What is being asked = All the records that follow need to be reproduced exactly. Omit the images.

+===+

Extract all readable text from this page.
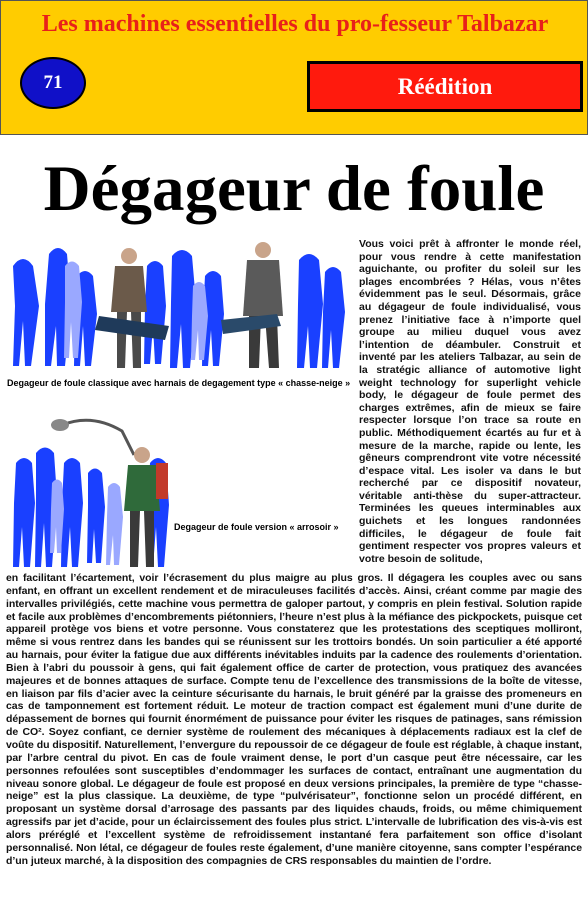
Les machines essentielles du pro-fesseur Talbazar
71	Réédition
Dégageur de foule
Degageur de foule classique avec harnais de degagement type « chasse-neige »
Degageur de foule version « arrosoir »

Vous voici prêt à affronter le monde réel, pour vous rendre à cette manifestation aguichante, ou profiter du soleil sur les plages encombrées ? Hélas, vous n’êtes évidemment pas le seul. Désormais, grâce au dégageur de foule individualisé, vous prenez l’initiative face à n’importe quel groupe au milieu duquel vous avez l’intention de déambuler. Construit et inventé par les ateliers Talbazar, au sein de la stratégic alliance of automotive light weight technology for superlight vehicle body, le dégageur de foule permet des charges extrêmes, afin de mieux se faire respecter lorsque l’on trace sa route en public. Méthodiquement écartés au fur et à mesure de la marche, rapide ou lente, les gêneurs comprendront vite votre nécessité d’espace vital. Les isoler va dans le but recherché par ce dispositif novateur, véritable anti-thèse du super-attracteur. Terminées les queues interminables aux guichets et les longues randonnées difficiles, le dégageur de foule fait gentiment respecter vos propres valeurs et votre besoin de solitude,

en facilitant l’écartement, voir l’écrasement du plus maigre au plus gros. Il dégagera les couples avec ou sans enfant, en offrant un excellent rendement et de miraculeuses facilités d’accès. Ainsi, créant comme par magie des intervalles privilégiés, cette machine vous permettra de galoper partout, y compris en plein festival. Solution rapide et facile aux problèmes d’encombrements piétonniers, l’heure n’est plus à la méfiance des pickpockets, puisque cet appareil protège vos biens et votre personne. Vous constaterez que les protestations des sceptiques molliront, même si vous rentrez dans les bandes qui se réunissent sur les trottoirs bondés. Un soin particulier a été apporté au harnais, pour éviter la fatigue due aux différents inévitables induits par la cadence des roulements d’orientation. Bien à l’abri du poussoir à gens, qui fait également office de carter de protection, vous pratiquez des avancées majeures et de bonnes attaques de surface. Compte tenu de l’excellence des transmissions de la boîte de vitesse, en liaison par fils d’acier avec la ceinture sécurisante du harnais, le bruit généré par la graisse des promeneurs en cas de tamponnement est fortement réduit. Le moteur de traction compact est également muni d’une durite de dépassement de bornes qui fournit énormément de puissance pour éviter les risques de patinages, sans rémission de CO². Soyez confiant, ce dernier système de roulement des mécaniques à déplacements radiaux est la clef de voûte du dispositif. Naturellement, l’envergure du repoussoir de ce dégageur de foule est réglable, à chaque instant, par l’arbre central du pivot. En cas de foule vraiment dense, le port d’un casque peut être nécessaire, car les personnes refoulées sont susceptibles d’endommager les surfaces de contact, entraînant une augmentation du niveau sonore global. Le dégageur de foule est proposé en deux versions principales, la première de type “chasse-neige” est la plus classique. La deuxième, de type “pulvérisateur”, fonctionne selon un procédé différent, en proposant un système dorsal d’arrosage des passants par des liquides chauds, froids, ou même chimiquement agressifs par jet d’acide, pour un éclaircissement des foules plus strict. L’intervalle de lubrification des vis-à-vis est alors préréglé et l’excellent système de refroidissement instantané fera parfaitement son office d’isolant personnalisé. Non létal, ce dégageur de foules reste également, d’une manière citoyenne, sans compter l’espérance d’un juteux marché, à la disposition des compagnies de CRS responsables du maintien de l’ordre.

+===+

Final answer =
Extract all readable text from this page.
Les machines essentielles du pro-fesseur Talbazar
71	Réédition
Dégageur de foule
Degageur de foule classique avec harnais de degagement type « chasse-neige »
Degageur de foule version « arrosoir »

Vous voici prêt à affronter le monde réel, pour vous rendre à cette manifestation aguichante, ou profiter du soleil sur les plages encombrées ? Hélas, vous n’êtes évidemment pas le seul. Désormais, grâce au dégageur de foule individualisé, vous prenez l’initiative face à n’importe quel groupe au milieu duquel vous avez l’intention de déambuler. Construit et inventé par les ateliers Talbazar, au sein de la stratégic alliance of automotive light weight technology for superlight vehicle body, le dégageur de foule permet des charges extrêmes, afin de mieux se faire respecter lorsque l’on trace sa route en public. Méthodiquement écartés au fur et à mesure de la marche, rapide ou lente, les gêneurs comprendront vite votre nécessité d’espace vital. Les isoler va dans le but recherché par ce dispositif novateur, véritable anti-thèse du super-attracteur. Terminées les queues interminables aux guichets et les longues randonnées difficiles, le dégageur de foule fait gentiment respecter vos propres valeurs et votre besoin de solitude,

en facilitant l’écartement, voir l’écrasement du plus maigre au plus gros. Il dégagera les couples avec ou sans enfant, en offrant un excellent rendement et de miraculeuses facilités d’accès. Ainsi, créant comme par magie des intervalles privilégiés, cette machine vous permettra de galoper partout, y compris en plein festival. Solution rapide et facile aux problèmes d’encombrements piétonniers, l’heure n’est plus à la méfiance des pickpockets, puisque cet appareil protège vos biens et votre personne. Vous constaterez que les protestations des sceptiques molliront, même si vous rentrez dans les bandes qui se réunissent sur les trottoirs bondés. Un soin particulier a été apporté au harnais, pour éviter la fatigue due aux différents inévitables induits par la cadence des roulements d’orientation. Bien à l’abri du poussoir à gens, qui fait également office de carter de protection, vous pratiquez des avancées majeures et de bonnes attaques de surface. Compte tenu de l’excellence des transmissions de la boîte de vitesse, en liaison par fils d’acier avec la ceinture sécurisante du harnais, le bruit généré par la graisse des promeneurs en cas de tamponnement est fortement réduit. Le moteur de traction compact est également muni d’une durite de dépassement de bornes qui fournit énormément de puissance pour éviter les risques de patinages, sans rémission de CO². Soyez confiant, ce dernier système de roulement des mécaniques à déplacements radiaux est la clef de voûte du dispositif. Naturellement, l’envergure du repoussoir de ce dégageur de foule est réglable, à chaque instant, par l’arbre central du pivot. En cas de foule vraiment dense, le port d’un casque peut être nécessaire, car les personnes refoulées sont susceptibles d’endommager les surfaces de contact, entraînant une augmentation du niveau sonore global. Le dégageur de foule est proposé en deux versions principales, la première de type “chasse-neige” est la plus classique. La deuxième, de type “pulvérisateur”, fonctionne selon un procédé différent, en proposant un système dorsal d’arrosage des passants par des liquides chauds, froids, ou même chimiquement agressifs par jet d’acide, pour un éclaircissement des foules plus strict. L’intervalle de lubrification des vis-à-vis est alors préréglé et l’excellent système de refroidissement instantané fera parfaitement son office d’isolant personnalisé. Non létal, ce dégageur de foules reste également, d’une manière citoyenne, sans compter l’espérance d’un juteux marché, à la disposition des compagnies de CRS responsables du maintien de l’ordre.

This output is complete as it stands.